=== EXTRAIT À LIRE ===
V. Lise va accoucher, les eaux partent, on entend le glouglou d’un goulot géant qui se vide, le petit miaule, elle est secouée comme une outre dont la peau se dégonfle. La vache a vêlé.
VI. Jean se casse la tête à chercher comment ravoir Françoise. C’est un désir croissant, une passion envahissante. Elle s’échappe sans cesse, peureuse, il faut qu’il la demande en mariage. « Elle n’est pas pour ton bec, vilain merle » lui crie Buteau : il faudrait qu’il partage la part de sa femme.
QUATRIÈME PARTIE
I. Les rapports deviennent de plus en plus difficiles entre Fanny et son père : il vaudrait mieux avoir quatre vaches à conduire qu’un vieux à garder ! Elle est toujours derrière lui, essuyant, balayant, le bousculant pour ce qu’il fait et pour ce qu’il ne fait pas. Rien de grave, et tout un supplice dont il finit par pleurer seul, dans les coins. C’est fini, il va aller vivre chez les Buteau.
II. Mais il y a toujours des querelles, deux qui se mangent, le mari et la femme, ou la belle-sœur et le mari, ou la sœur et la sœur, quand les trois ne sont pas à se dévorer ensemble. La haine inconsciente entre Lise et Françoise s’aggrave, sans raison apparente, mais la cause unique est l’homme, ce Buteau tombé là comme un ferment destructeur. Le père Fouan évite de s’en mêler, mais on le force à prendre parti. Un jour, il disparaît pour s’installer chez son aîné.
III. Ce Jésus-Christ est très venteux, on croirait qu’il tire de son ventre ce qu’il veut, une vraie boite à musique. Chez lui, la gaieté sonne très haut, c’est une vie d’insouciance et de rigolade : on ne la mange pas, la terre, alors on emprunte dessus, c’est une façon d’y faire pousser des pièces de cent sous ! Quand ils découvrent que le père Fouan a des rentes cachées, ses fils rivalisent tout à coup de déférence et de tendresse. Cela l’épouvante : allait-il avoir des embêtements, maintenant !
=== LES DONNÉES ===
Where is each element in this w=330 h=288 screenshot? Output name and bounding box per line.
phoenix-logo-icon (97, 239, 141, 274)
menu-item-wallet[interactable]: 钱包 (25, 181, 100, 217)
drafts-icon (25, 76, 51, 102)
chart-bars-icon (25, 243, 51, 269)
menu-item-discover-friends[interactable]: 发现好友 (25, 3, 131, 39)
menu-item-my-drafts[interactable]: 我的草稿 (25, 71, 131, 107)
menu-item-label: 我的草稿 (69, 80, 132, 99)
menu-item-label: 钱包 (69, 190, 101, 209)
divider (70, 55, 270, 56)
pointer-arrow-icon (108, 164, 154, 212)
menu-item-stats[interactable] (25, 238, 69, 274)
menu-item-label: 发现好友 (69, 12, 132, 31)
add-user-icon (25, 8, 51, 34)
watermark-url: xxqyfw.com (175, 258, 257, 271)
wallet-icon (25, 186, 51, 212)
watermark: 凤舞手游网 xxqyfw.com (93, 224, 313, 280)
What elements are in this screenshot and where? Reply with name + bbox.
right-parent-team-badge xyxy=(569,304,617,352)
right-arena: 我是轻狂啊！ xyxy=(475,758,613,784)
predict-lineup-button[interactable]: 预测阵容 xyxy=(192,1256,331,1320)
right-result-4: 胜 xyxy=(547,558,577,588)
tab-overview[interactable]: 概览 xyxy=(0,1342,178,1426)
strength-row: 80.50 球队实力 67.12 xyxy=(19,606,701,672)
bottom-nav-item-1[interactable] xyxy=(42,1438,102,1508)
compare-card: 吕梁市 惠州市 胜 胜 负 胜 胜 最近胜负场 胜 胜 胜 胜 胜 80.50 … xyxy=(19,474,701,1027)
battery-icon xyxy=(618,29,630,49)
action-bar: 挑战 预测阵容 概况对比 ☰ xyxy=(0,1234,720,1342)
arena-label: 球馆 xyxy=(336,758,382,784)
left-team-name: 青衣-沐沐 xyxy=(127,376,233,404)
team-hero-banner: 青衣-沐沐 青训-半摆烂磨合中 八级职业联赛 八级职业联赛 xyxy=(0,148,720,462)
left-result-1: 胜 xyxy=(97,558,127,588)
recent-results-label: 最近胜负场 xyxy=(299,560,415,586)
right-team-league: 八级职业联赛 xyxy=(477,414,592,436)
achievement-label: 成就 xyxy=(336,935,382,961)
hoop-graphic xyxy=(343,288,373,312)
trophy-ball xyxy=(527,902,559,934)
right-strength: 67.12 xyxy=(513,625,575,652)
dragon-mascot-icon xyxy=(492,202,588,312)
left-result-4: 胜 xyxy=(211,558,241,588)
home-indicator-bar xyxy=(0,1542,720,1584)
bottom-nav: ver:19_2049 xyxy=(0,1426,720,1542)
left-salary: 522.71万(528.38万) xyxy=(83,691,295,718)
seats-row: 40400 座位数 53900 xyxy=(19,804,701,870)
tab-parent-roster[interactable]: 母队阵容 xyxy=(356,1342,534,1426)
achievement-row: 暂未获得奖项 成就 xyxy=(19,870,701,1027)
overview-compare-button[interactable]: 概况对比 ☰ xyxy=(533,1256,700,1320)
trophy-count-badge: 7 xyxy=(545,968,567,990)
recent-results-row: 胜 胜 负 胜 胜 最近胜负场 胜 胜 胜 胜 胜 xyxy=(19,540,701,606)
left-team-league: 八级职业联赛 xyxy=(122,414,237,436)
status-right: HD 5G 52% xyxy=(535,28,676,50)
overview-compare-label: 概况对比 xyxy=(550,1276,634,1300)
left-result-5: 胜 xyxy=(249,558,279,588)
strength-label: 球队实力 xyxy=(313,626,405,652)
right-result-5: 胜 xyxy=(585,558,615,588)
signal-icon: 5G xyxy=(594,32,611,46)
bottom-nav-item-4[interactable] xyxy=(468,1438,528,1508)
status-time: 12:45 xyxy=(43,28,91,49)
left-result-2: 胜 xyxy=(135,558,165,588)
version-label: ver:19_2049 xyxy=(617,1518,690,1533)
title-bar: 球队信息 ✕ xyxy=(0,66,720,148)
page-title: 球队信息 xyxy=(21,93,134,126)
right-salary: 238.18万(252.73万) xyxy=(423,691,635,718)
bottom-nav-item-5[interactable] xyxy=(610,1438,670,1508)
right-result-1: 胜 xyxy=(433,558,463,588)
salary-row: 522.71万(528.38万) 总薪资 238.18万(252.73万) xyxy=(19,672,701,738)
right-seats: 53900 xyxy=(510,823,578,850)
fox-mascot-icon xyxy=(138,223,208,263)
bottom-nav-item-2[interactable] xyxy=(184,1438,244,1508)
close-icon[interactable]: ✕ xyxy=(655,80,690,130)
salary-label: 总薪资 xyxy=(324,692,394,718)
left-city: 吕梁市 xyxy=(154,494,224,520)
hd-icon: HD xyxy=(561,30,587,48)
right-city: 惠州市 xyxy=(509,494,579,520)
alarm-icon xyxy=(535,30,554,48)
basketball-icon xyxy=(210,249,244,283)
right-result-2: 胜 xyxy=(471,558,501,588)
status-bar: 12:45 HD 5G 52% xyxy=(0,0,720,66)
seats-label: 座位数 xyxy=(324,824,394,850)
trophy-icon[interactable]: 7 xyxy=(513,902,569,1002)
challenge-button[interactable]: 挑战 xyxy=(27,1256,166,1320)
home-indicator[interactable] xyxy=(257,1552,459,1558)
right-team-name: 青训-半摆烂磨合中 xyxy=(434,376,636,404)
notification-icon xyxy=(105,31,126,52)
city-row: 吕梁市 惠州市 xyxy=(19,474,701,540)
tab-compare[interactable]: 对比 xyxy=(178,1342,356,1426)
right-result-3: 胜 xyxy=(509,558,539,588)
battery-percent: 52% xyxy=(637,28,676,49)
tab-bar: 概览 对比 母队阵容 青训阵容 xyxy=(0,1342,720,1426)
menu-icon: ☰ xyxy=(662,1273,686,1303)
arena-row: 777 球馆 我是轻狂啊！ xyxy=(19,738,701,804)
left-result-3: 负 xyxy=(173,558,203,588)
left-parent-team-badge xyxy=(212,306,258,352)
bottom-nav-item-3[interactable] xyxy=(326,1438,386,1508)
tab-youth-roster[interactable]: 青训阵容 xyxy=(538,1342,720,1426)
===
=== LES DONNÉES ===
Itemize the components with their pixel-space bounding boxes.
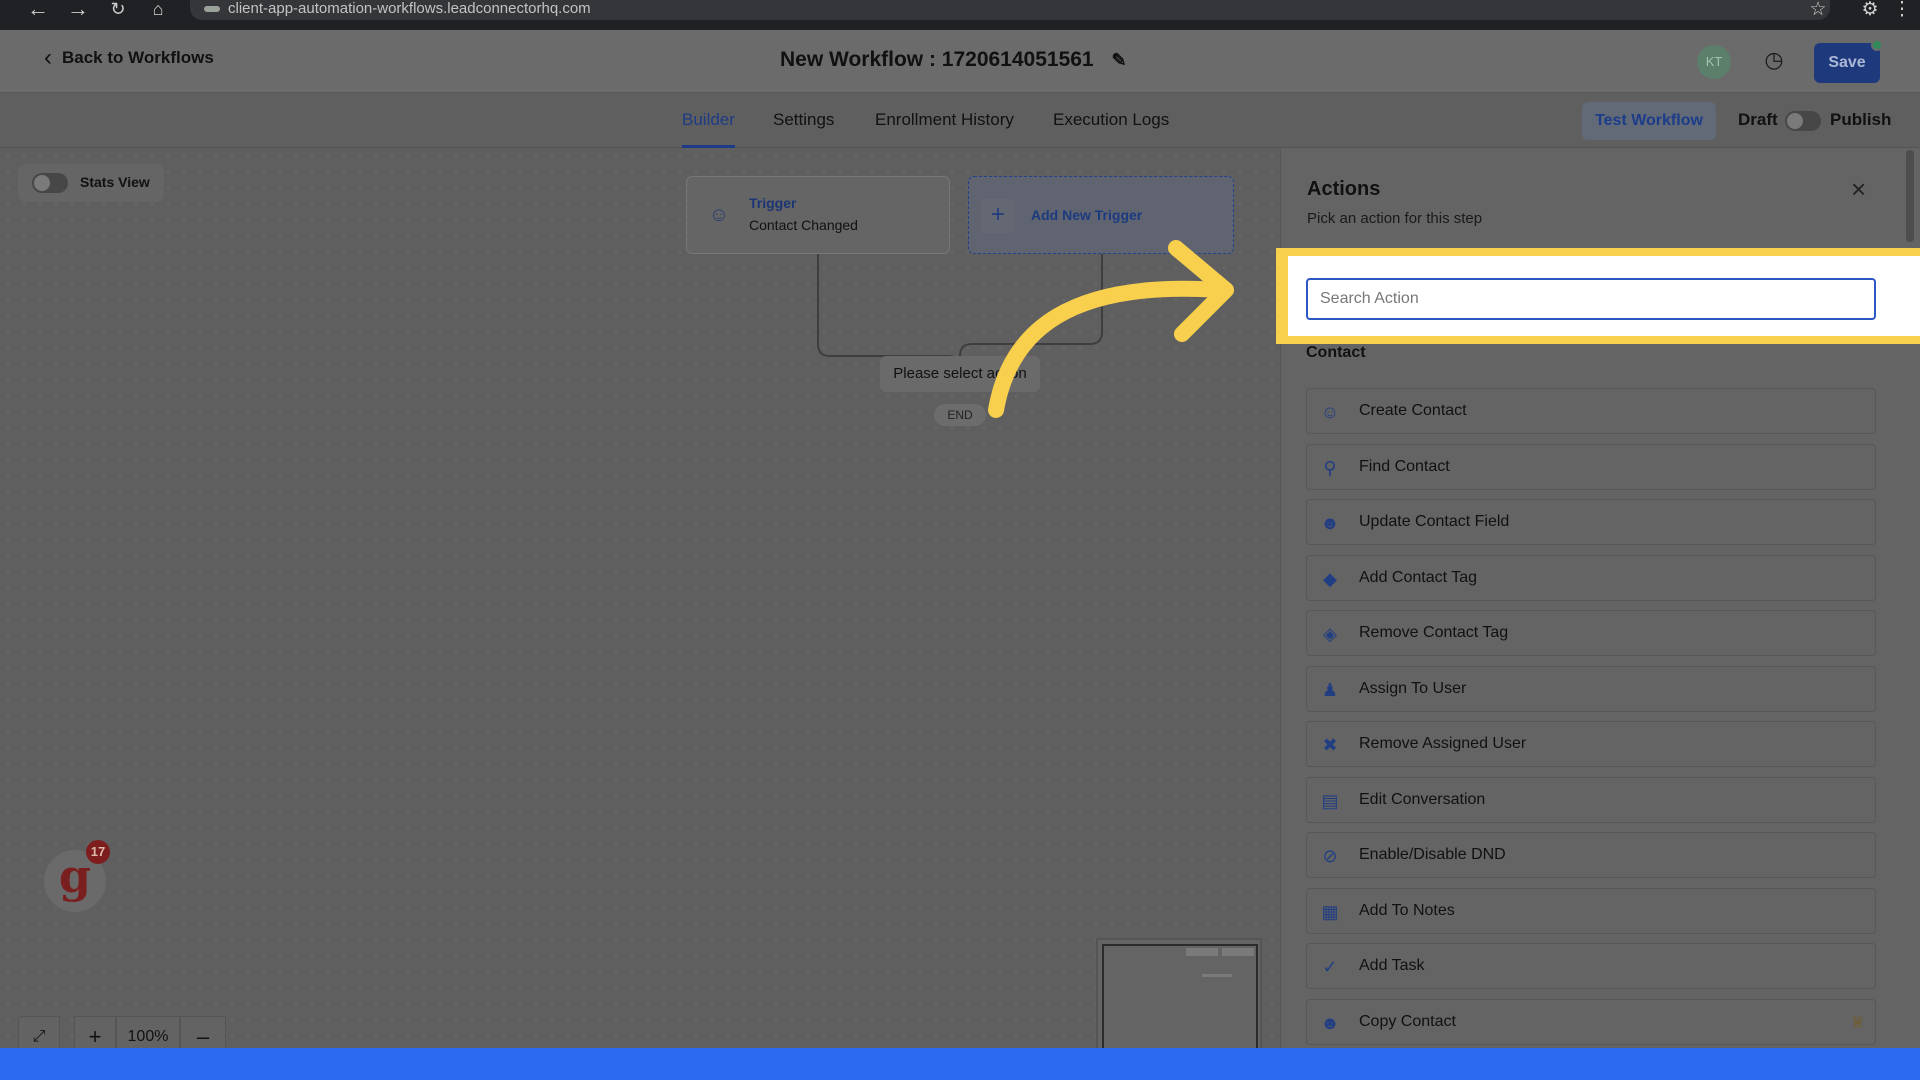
===
* _OBJECTIF 1_:
Condensez sous forme de liste le paragraphe de l'extrait qui commence par « II. Mais il y a toujours des querelles », sans perdre ses faits principaux.
* _OBJECTIF 2_:
Dans la liste, remplacez « divider » par « separator » entre la ligne qui contient « Where is each » et celle qui contient « watermark: 凤舞手游网 xxqyfw.com », incluses. Redonnez uniquement ces lignes, sans rien changer d'autre.

* _RÉPONSE COMPLÈTE 1_:
- Les querelles sont incessantes : mari et femme, belle-sœur et mari, ou les deux sœurs, parfois les trois ensemble.
- La haine inconsciente entre Lise et Françoise s'aggrave sans raison apparente.
- Sa seule cause est Buteau, tombé là comme un ferment destructeur.
- Le père Fouan évite de s'en mêler, mais on le force à prendre parti.
- Un jour, il disparaît pour s'installer chez son aîné.

* _RÉPONSE COMPLÈTE 2_:
Where is each element in this w=330 h=288 screenshot? Output name and bounding box per line.
phoenix-logo-icon (97, 239, 141, 274)
menu-item-wallet[interactable]: 钱包 (25, 181, 100, 217)
drafts-icon (25, 76, 51, 102)
chart-bars-icon (25, 243, 51, 269)
menu-item-discover-friends[interactable]: 发现好友 (25, 3, 131, 39)
menu-item-my-drafts[interactable]: 我的草稿 (25, 71, 131, 107)
menu-item-label: 我的草稿 (69, 80, 132, 99)
menu-item-label: 钱包 (69, 190, 101, 209)
separator (70, 55, 270, 56)
pointer-arrow-icon (108, 164, 154, 212)
menu-item-stats[interactable] (25, 238, 69, 274)
menu-item-label: 发现好友 (69, 12, 132, 31)
add-user-icon (25, 8, 51, 34)
watermark-url: xxqyfw.com (175, 258, 257, 271)
wallet-icon (25, 186, 51, 212)
watermark: 凤舞手游网 xxqyfw.com (93, 224, 313, 280)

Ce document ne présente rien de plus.